| What to do |
Return the count of lines that hold the string "osaa", with no other words.

[Records contained in a dataset]
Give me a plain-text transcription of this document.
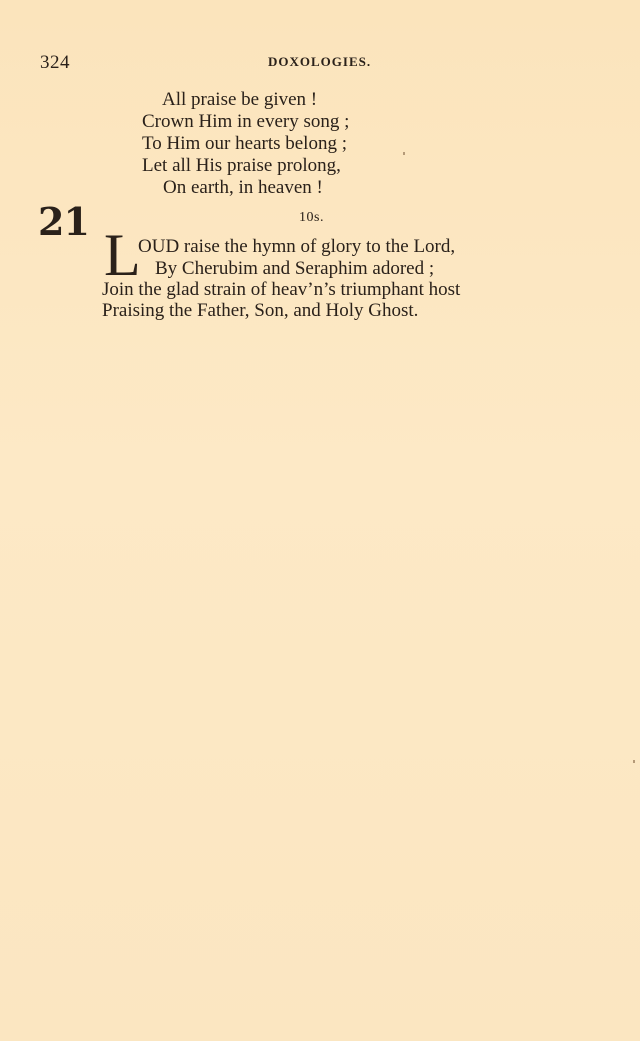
324	DOXOLOGIES.
All praise be given !
Crown Him in every song ;
To Him our hearts belong ;
Let all His praise prolong,
On earth, in heaven !
21	10s.
L
OUD raise the hymn of glory to the Lord,
By Cherubim and Seraphim adored ;
Join the glad strain of heav’n’s triumphant host
Praising the Father, Son, and Holy Ghost.
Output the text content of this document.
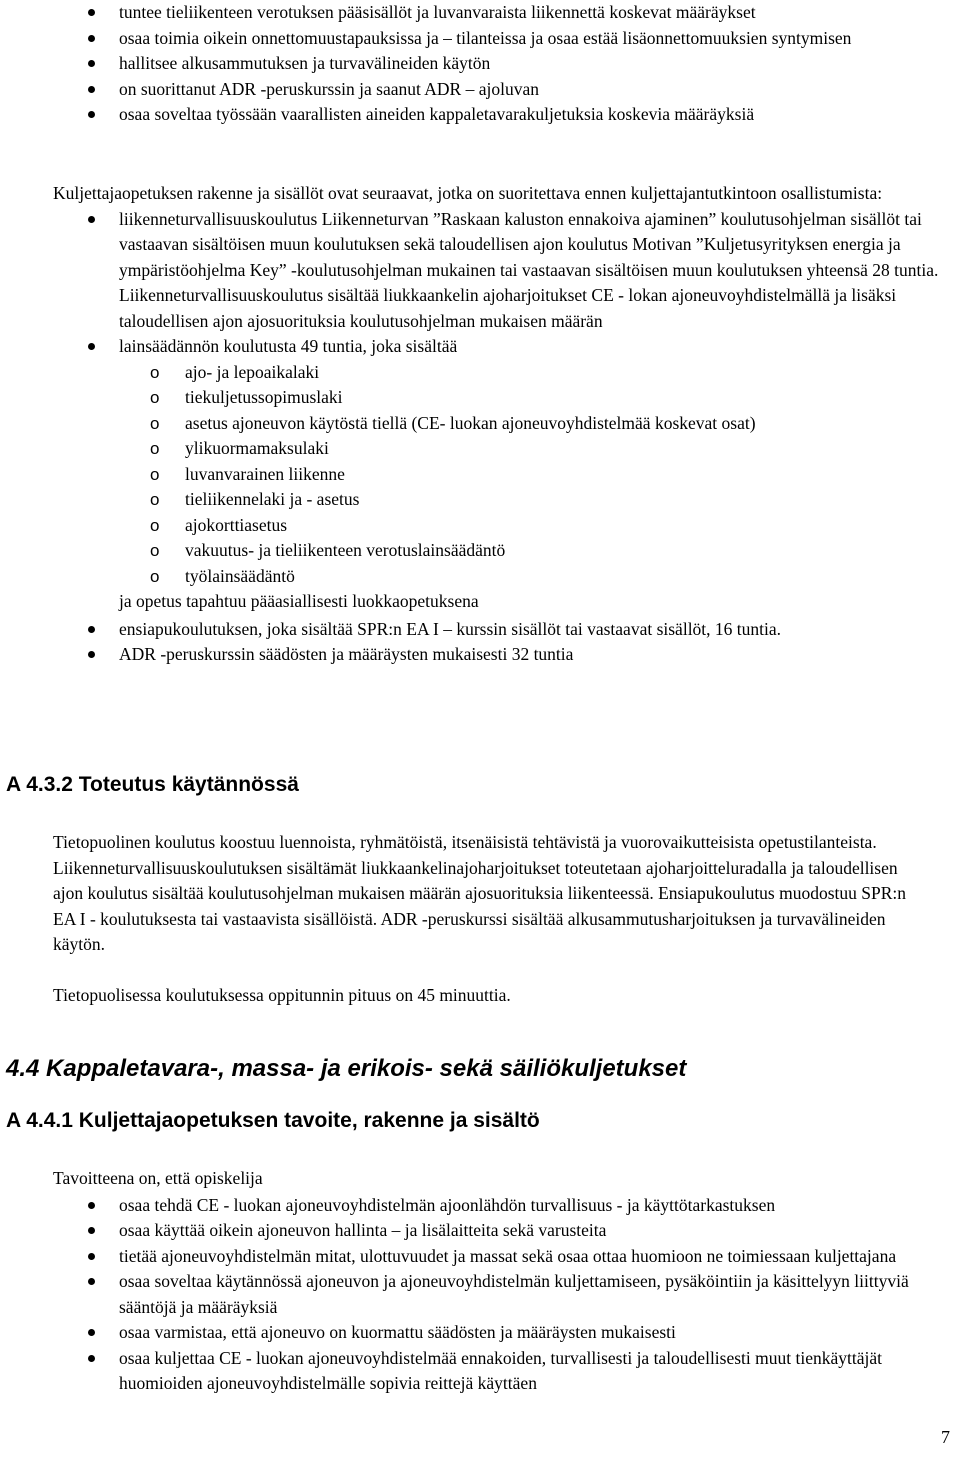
tuntee tieliikenteen verotuksen pääsisällöt ja luvanvaraista liikennettä koskevat määräykset
osaa toimia oikein onnettomuustapauksissa ja – tilanteissa ja osaa estää lisäonnettomuuksien syntymisen
hallitsee alkusammutuksen ja turvavälineiden käytön
on suorittanut ADR -peruskurssin ja saanut ADR – ajoluvan
osaa soveltaa työssään vaarallisten aineiden kappaletavarakuljetuksia koskevia määräyksiä

Kuljettajaopetuksen rakenne ja sisällöt ovat seuraavat, jotka on suoritettava ennen kuljettajantutkintoon osallistumista:

liikenneturvallisuuskoulutus Liikenneturvan ”Raskaan kaluston ennakoiva ajaminen” koulutusohjelman sisällöt tai vastaavan sisältöisen muun koulutuksen sekä taloudellisen ajon koulutus Motivan ”Kuljetusyrityksen energia ja ympäristöohjelma Key” -koulutusohjelman mukainen tai vastaavan sisältöisen muun koulutuksen yhteensä 28 tuntia. Liikenneturvallisuuskoulutus sisältää liukkaankelin ajoharjoitukset CE - lokan ajoneuvoyhdistelmällä ja lisäksi taloudellisen ajon ajosuorituksia koulutusohjelman mukaisen määrän
lainsäädännön koulutusta 49 tuntia, joka sisältää
o ajo- ja lepoaikalaki
o tiekuljetussopimuslaki
o asetus ajoneuvon käytöstä tiellä (CE- luokan ajoneuvoyhdistelmää koskevat osat)
o ylikuormamaksulaki
o luvanvarainen liikenne
o tieliikennelaki ja - asetus
o ajokorttiasetus
o vakuutus- ja tieliikenteen verotuslainsäädäntö
o työlainsäädäntö

ja opetus tapahtuu pääasiallisesti luokkaopetuksena

ensiapukoulutuksen, joka sisältää SPR:n EA I – kurssin sisällöt tai vastaavat sisällöt, 16 tuntia.
ADR -peruskurssin säädösten ja määräysten mukaisesti 32 tuntia
A 4.3.2 Toteutus käytännössä

Tietopuolinen koulutus koostuu luennoista, ryhmätöistä, itsenäisistä tehtävistä ja vuorovaikutteisista opetustilanteista. Liikenneturvallisuuskoulutuksen sisältämät liukkaankelinajoharjoitukset toteutetaan ajoharjoitteluradalla ja taloudellisen ajon koulutus sisältää koulutusohjelman mukaisen määrän ajosuorituksia liikenteessä. Ensiapukoulutus muodostuu SPR:n EA I - koulutuksesta tai vastaavista sisällöistä. ADR -peruskurssi sisältää alkusammutusharjoituksen ja turvavälineiden käytön.

Tietopuolisessa koulutuksessa oppitunnin pituus on 45 minuuttia.

4.4 Kappaletavara-, massa- ja erikois- sekä säiliökuljetukset
A 4.4.1 Kuljettajaopetuksen tavoite, rakenne ja sisältö

Tavoitteena on, että opiskelija

osaa tehdä CE - luokan ajoneuvoyhdistelmän ajoonlähdön turvallisuus - ja käyttötarkastuksen
osaa käyttää oikein ajoneuvon hallinta – ja lisälaitteita sekä varusteita
tietää ajoneuvoyhdistelmän mitat, ulottuvuudet ja massat sekä osaa ottaa huomioon ne toimiessaan kuljettajana
osaa soveltaa käytännössä ajoneuvon ja ajoneuvoyhdistelmän kuljettamiseen, pysäköintiin ja käsittelyyn liittyviä sääntöjä ja määräyksiä
osaa varmistaa, että ajoneuvo on kuormattu säädösten ja määräysten mukaisesti
osaa kuljettaa CE - luokan ajoneuvoyhdistelmää ennakoiden, turvallisesti ja taloudellisesti muut tienkäyttäjät huomioiden ajoneuvoyhdistelmälle sopivia reittejä käyttäen
7
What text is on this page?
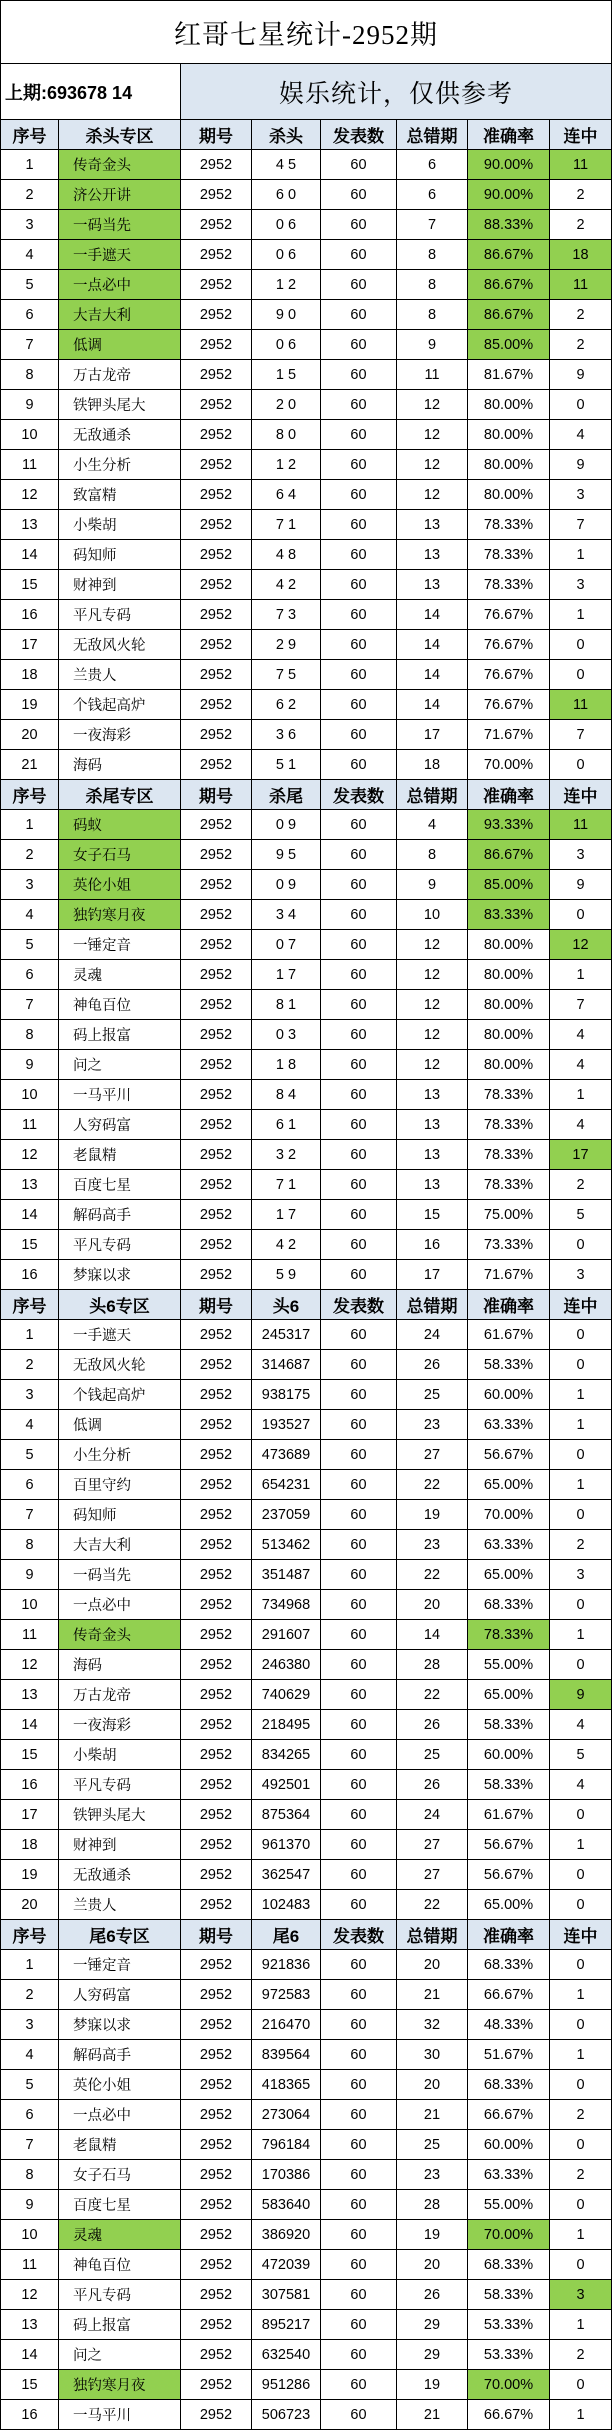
红哥七星统计-2952期
上期:693678 14	娱乐统计，仅供参考
序号	杀头专区	期号	杀头	发表数	总错期	准确率	连中
1	传奇金头	2952	4 5	60	6	90.00%	11
2	济公开讲	2952	6 0	60	6	90.00%	2
3	一码当先	2952	0 6	60	7	88.33%	2
4	一手遮天	2952	0 6	60	8	86.67%	18
5	一点必中	2952	1 2	60	8	86.67%	11
6	大吉大利	2952	9 0	60	8	86.67%	2
7	低调	2952	0 6	60	9	85.00%	2
8	万古龙帝	2952	1 5	60	11	81.67%	9
9	铁钾头尾大	2952	2 0	60	12	80.00%	0
10	无敌通杀	2952	8 0	60	12	80.00%	4
11	小生分析	2952	1 2	60	12	80.00%	9
12	致富精	2952	6 4	60	12	80.00%	3
13	小柴胡	2952	7 1	60	13	78.33%	7
14	码知师	2952	4 8	60	13	78.33%	1
15	财神到	2952	4 2	60	13	78.33%	3
16	平凡专码	2952	7 3	60	14	76.67%	1
17	无敌风火轮	2952	2 9	60	14	76.67%	0
18	兰贵人	2952	7 5	60	14	76.67%	0
19	个钱起高炉	2952	6 2	60	14	76.67%	11
20	一夜海彩	2952	3 6	60	17	71.67%	7
21	海码	2952	5 1	60	18	70.00%	0
序号	杀尾专区	期号	杀尾	发表数	总错期	准确率	连中
1	码蚁	2952	0 9	60	4	93.33%	11
2	女子石马	2952	9 5	60	8	86.67%	3
3	英伦小姐	2952	0 9	60	9	85.00%	9
4	独钓寒月夜	2952	3 4	60	10	83.33%	0
5	一锤定音	2952	0 7	60	12	80.00%	12
6	灵魂	2952	1 7	60	12	80.00%	1
7	神龟百位	2952	8 1	60	12	80.00%	7
8	码上报富	2952	0 3	60	12	80.00%	4
9	问之	2952	1 8	60	12	80.00%	4
10	一马平川	2952	8 4	60	13	78.33%	1
11	人穷码富	2952	6 1	60	13	78.33%	4
12	老鼠精	2952	3 2	60	13	78.33%	17
13	百度七星	2952	7 1	60	13	78.33%	2
14	解码高手	2952	1 7	60	15	75.00%	5
15	平凡专码	2952	4 2	60	16	73.33%	0
16	梦寐以求	2952	5 9	60	17	71.67%	3
序号	头6专区	期号	头6	发表数	总错期	准确率	连中
1	一手遮天	2952	245317	60	24	61.67%	0
2	无敌风火轮	2952	314687	60	26	58.33%	0
3	个钱起高炉	2952	938175	60	25	60.00%	1
4	低调	2952	193527	60	23	63.33%	1
5	小生分析	2952	473689	60	27	56.67%	0
6	百里守约	2952	654231	60	22	65.00%	1
7	码知师	2952	237059	60	19	70.00%	0
8	大吉大利	2952	513462	60	23	63.33%	2
9	一码当先	2952	351487	60	22	65.00%	3
10	一点必中	2952	734968	60	20	68.33%	0
11	传奇金头	2952	291607	60	14	78.33%	1
12	海码	2952	246380	60	28	55.00%	0
13	万古龙帝	2952	740629	60	22	65.00%	9
14	一夜海彩	2952	218495	60	26	58.33%	4
15	小柴胡	2952	834265	60	25	60.00%	5
16	平凡专码	2952	492501	60	26	58.33%	4
17	铁钾头尾大	2952	875364	60	24	61.67%	0
18	财神到	2952	961370	60	27	56.67%	1
19	无敌通杀	2952	362547	60	27	56.67%	0
20	兰贵人	2952	102483	60	22	65.00%	0
序号	尾6专区	期号	尾6	发表数	总错期	准确率	连中
1	一锤定音	2952	921836	60	20	68.33%	0
2	人穷码富	2952	972583	60	21	66.67%	1
3	梦寐以求	2952	216470	60	32	48.33%	0
4	解码高手	2952	839564	60	30	51.67%	1
5	英伦小姐	2952	418365	60	20	68.33%	0
6	一点必中	2952	273064	60	21	66.67%	2
7	老鼠精	2952	796184	60	25	60.00%	0
8	女子石马	2952	170386	60	23	63.33%	2
9	百度七星	2952	583640	60	28	55.00%	0
10	灵魂	2952	386920	60	19	70.00%	1
11	神龟百位	2952	472039	60	20	68.33%	0
12	平凡专码	2952	307581	60	26	58.33%	3
13	码上报富	2952	895217	60	29	53.33%	1
14	问之	2952	632540	60	29	53.33%	2
15	独钓寒月夜	2952	951286	60	19	70.00%	0
16	一马平川	2952	506723	60	21	66.67%	1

| Exercise response |
8